**The task:**
Give the data again exactly as written, skipping any pictures.

**Task inputs:**
_ _ _ _

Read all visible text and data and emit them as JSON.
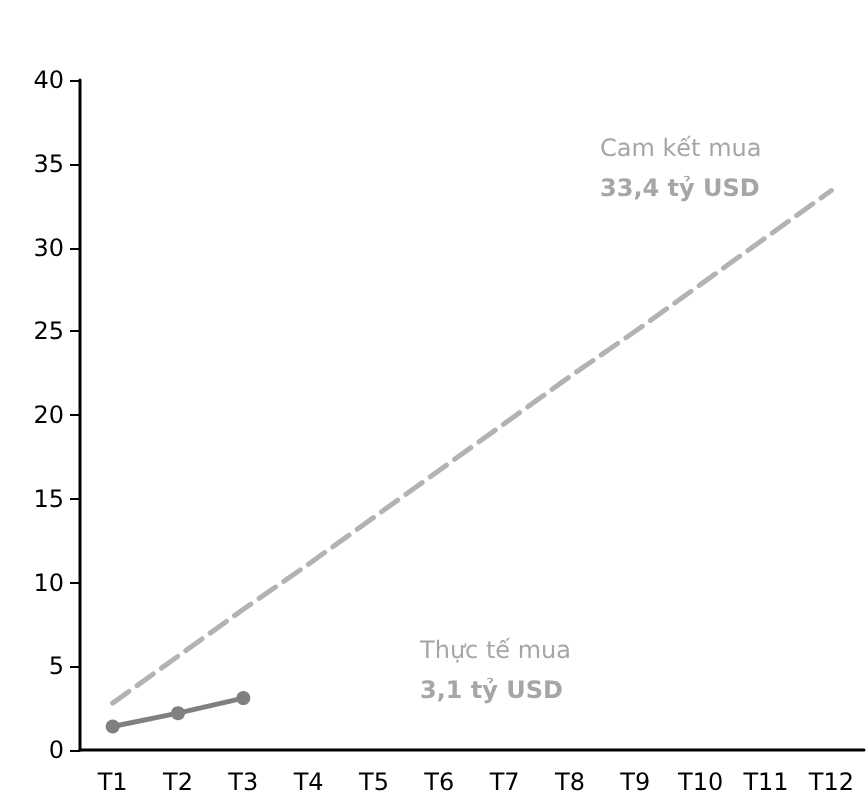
{
  "chart_data": {
    "type": "line",
    "categories": [
      "T1",
      "T2",
      "T3",
      "T4",
      "T5",
      "T6",
      "T7",
      "T8",
      "T9",
      "T10",
      "T11",
      "T12"
    ],
    "series": [
      {
        "color": "#b3b3b3",
        "line_style": "dashed",
        "marker": "none",
        "values": [
          2.8,
          5.6,
          8.4,
          11.1,
          13.9,
          16.7,
          19.5,
          22.3,
          25.0,
          27.8,
          30.6,
          33.4
        ]
      },
      {
        "color": "#808080",
        "line_style": "solid",
        "marker": "circle",
        "values": [
          1.4,
          2.2,
          3.1,
          null,
          null,
          null,
          null,
          null,
          null,
          null,
          null,
          null
        ]
      }
    ],
    "ylim": [
      0,
      40
    ],
    "yticks": [
      0,
      5,
      10,
      15,
      20,
      25,
      30,
      35,
      40
    ],
    "grid": false,
    "annotations": [
      "Cam kết mua",
      "33,4 tỷ USD",
      "Thực tế mua",
      "3,1 tỷ USD"
    ]
  }
}
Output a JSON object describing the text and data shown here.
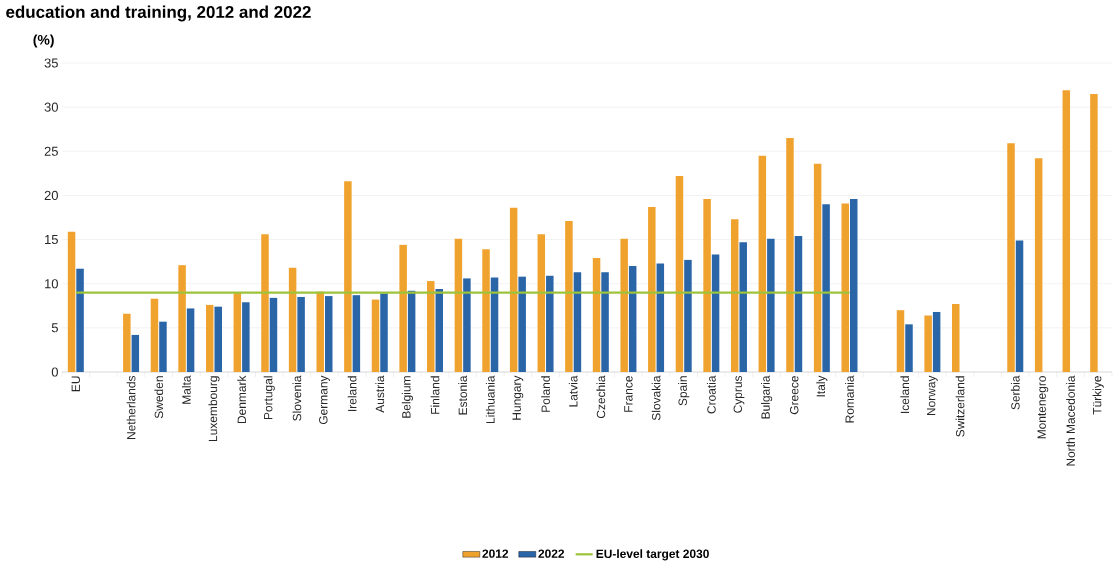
{
  "chart_data": {
    "type": "bar",
    "title": "education and training, 2012 and 2022",
    "ylabel": "(%)",
    "categories": [
      "EU",
      null,
      "Netherlands",
      "Sweden",
      "Malta",
      "Luxembourg",
      "Denmark",
      "Portugal",
      "Slovenia",
      "Germany",
      "Ireland",
      "Austria",
      "Belgium",
      "Finland",
      "Estonia",
      "Lithuania",
      "Hungary",
      "Poland",
      "Latvia",
      "Czechia",
      "France",
      "Slovakia",
      "Spain",
      "Croatia",
      "Cyprus",
      "Bulgaria",
      "Greece",
      "Italy",
      "Romania",
      null,
      "Iceland",
      "Norway",
      "Switzerland",
      null,
      "Serbia",
      "Montenegro",
      "North Macedonia",
      "Türkiye"
    ],
    "series": [
      {
        "name": "2012",
        "color": "#f0a22e",
        "values": [
          15.9,
          null,
          6.6,
          8.3,
          12.1,
          7.6,
          9.0,
          15.6,
          11.8,
          9.1,
          21.6,
          8.2,
          14.4,
          10.3,
          15.1,
          13.9,
          18.6,
          15.6,
          17.1,
          12.9,
          15.1,
          18.7,
          22.2,
          19.6,
          17.3,
          24.5,
          26.5,
          23.6,
          19.1,
          null,
          7.0,
          6.4,
          7.7,
          null,
          25.9,
          24.2,
          31.9,
          31.5
        ]
      },
      {
        "name": "2022",
        "color": "#2a65a8",
        "values": [
          11.7,
          null,
          4.2,
          5.7,
          7.2,
          7.4,
          7.9,
          8.4,
          8.5,
          8.6,
          8.7,
          8.9,
          9.2,
          9.4,
          10.6,
          10.7,
          10.8,
          10.9,
          11.3,
          11.3,
          12.0,
          12.3,
          12.7,
          13.3,
          14.7,
          15.1,
          15.4,
          19.0,
          19.6,
          null,
          5.4,
          6.8,
          null,
          null,
          14.9,
          null,
          null,
          null
        ]
      },
      {
        "name": "EU-level target 2030",
        "type": "line",
        "color": "#9dc33b",
        "values": [
          9,
          9,
          9,
          9,
          9,
          9,
          9,
          9,
          9,
          9,
          9,
          9,
          9,
          9,
          9,
          9,
          9,
          9,
          9,
          9,
          9,
          9,
          9,
          9,
          9,
          9,
          9,
          9,
          9,
          null,
          null,
          null,
          null,
          null,
          null,
          null,
          null,
          null
        ]
      }
    ],
    "ylim": [
      0,
      35
    ],
    "yticks": [
      0,
      5,
      10,
      15,
      20,
      25,
      30,
      35
    ],
    "grid": "y",
    "legend": "bottom"
  }
}
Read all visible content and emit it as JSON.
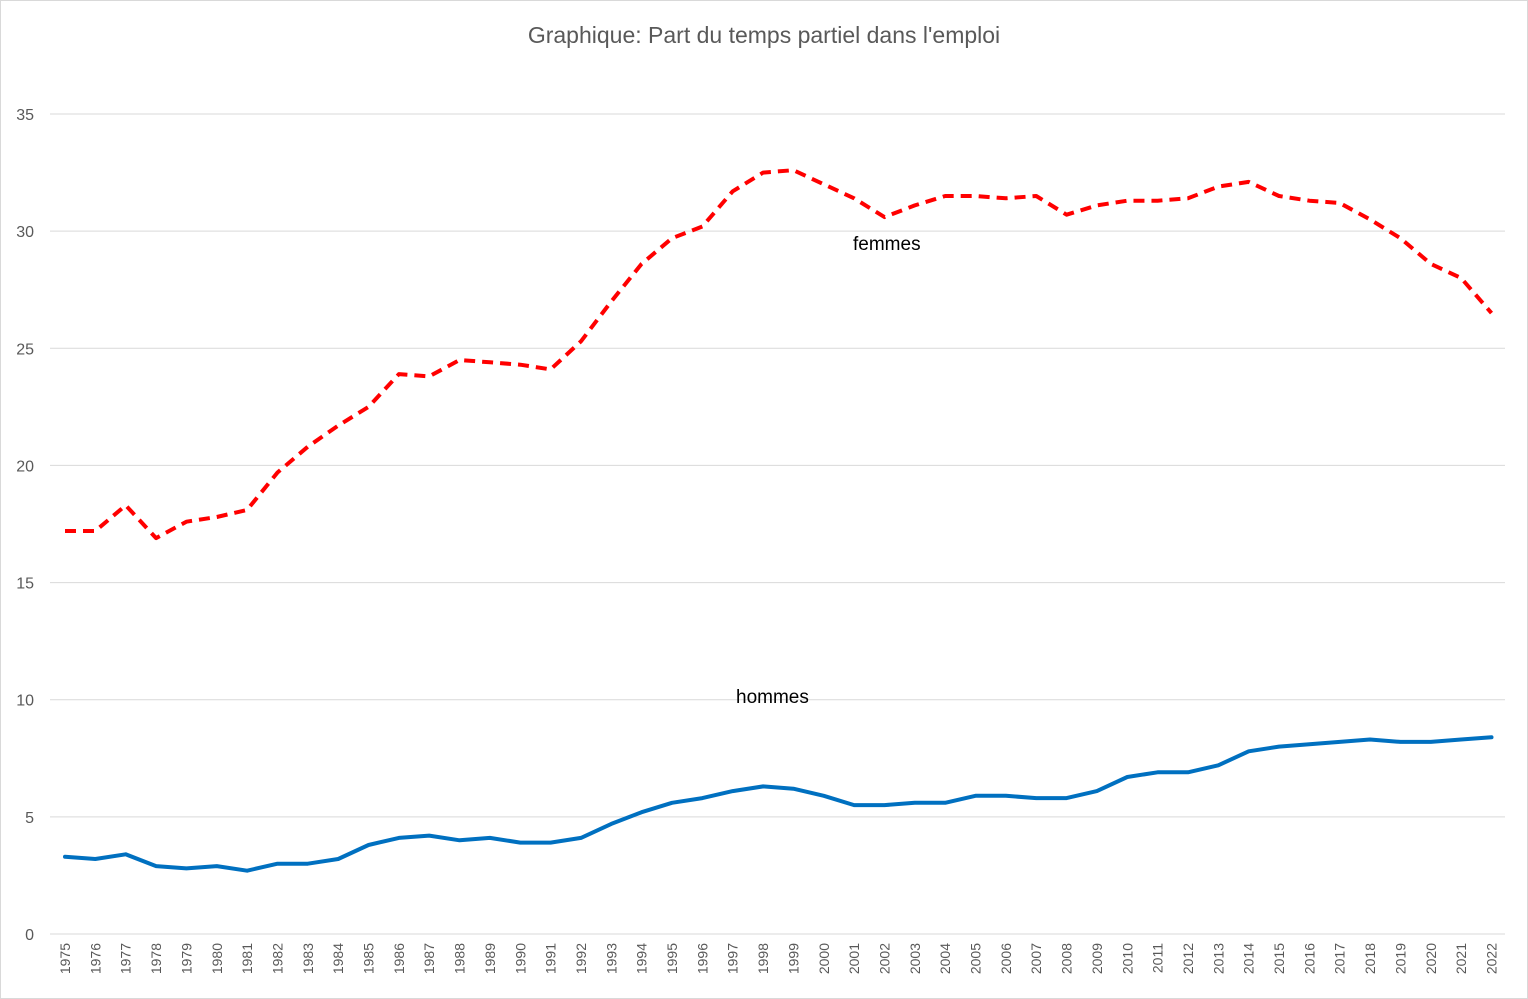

_ _ _ _

**Task result:**
Read all visible text and data and emit them as JSON.
{
  "chart_data": {
    "type": "line",
    "categories": [
      "T1",
      "T2",
      "T3",
      "T4",
      "T5",
      "T6",
      "T7",
      "T8",
      "T9",
      "T10",
      "T11",
      "T12"
    ],
    "series": [
      {
        "color": "#b3b3b3",
        "line_style": "dashed",
        "marker": "none",
        "values": [
          2.8,
          5.6,
          8.4,
          11.1,
          13.9,
          16.7,
          19.5,
          22.3,
          25.0,
          27.8,
          30.6,
          33.4
        ]
      },
      {
        "color": "#808080",
        "line_style": "solid",
        "marker": "circle",
        "values": [
          1.4,
          2.2,
          3.1,
          null,
          null,
          null,
          null,
          null,
          null,
          null,
          null,
          null
        ]
      }
    ],
    "ylim": [
      0,
      40
    ],
    "yticks": [
      0,
      5,
      10,
      15,
      20,
      25,
      30,
      35,
      40
    ],
    "grid": false,
    "annotations": [
      "Cam kết mua",
      "33,4 tỷ USD",
      "Thực tế mua",
      "3,1 tỷ USD"
    ]
  }
}
Output a JSON object describing the text and data shown here.
{
  "chart_data": {
    "type": "bar",
    "title": "education and training, 2012 and 2022",
    "ylabel": "(%)",
    "categories": [
      "EU",
      null,
      "Netherlands",
      "Sweden",
      "Malta",
      "Luxembourg",
      "Denmark",
      "Portugal",
      "Slovenia",
      "Germany",
      "Ireland",
      "Austria",
      "Belgium",
      "Finland",
      "Estonia",
      "Lithuania",
      "Hungary",
      "Poland",
      "Latvia",
      "Czechia",
      "France",
      "Slovakia",
      "Spain",
      "Croatia",
      "Cyprus",
      "Bulgaria",
      "Greece",
      "Italy",
      "Romania",
      null,
      "Iceland",
      "Norway",
      "Switzerland",
      null,
      "Serbia",
      "Montenegro",
      "North Macedonia",
      "Türkiye"
    ],
    "series": [
      {
        "name": "2012",
        "color": "#f0a22e",
        "values": [
          15.9,
          null,
          6.6,
          8.3,
          12.1,
          7.6,
          9.0,
          15.6,
          11.8,
          9.1,
          21.6,
          8.2,
          14.4,
          10.3,
          15.1,
          13.9,
          18.6,
          15.6,
          17.1,
          12.9,
          15.1,
          18.7,
          22.2,
          19.6,
          17.3,
          24.5,
          26.5,
          23.6,
          19.1,
          null,
          7.0,
          6.4,
          7.7,
          null,
          25.9,
          24.2,
          31.9,
          31.5
        ]
      },
      {
        "name": "2022",
        "color": "#2a65a8",
        "values": [
          11.7,
          null,
          4.2,
          5.7,
          7.2,
          7.4,
          7.9,
          8.4,
          8.5,
          8.6,
          8.7,
          8.9,
          9.2,
          9.4,
          10.6,
          10.7,
          10.8,
          10.9,
          11.3,
          11.3,
          12.0,
          12.3,
          12.7,
          13.3,
          14.7,
          15.1,
          15.4,
          19.0,
          19.6,
          null,
          5.4,
          6.8,
          null,
          null,
          14.9,
          null,
          null,
          null
        ]
      },
      {
        "name": "EU-level target 2030",
        "type": "line",
        "color": "#9dc33b",
        "values": [
          9,
          9,
          9,
          9,
          9,
          9,
          9,
          9,
          9,
          9,
          9,
          9,
          9,
          9,
          9,
          9,
          9,
          9,
          9,
          9,
          9,
          9,
          9,
          9,
          9,
          9,
          9,
          9,
          9,
          null,
          null,
          null,
          null,
          null,
          null,
          null,
          null,
          null
        ]
      }
    ],
    "ylim": [
      0,
      35
    ],
    "yticks": [
      0,
      5,
      10,
      15,
      20,
      25,
      30,
      35
    ],
    "grid": "y",
    "legend": "bottom"
  }
}
Read all visible content and emit it as JSON.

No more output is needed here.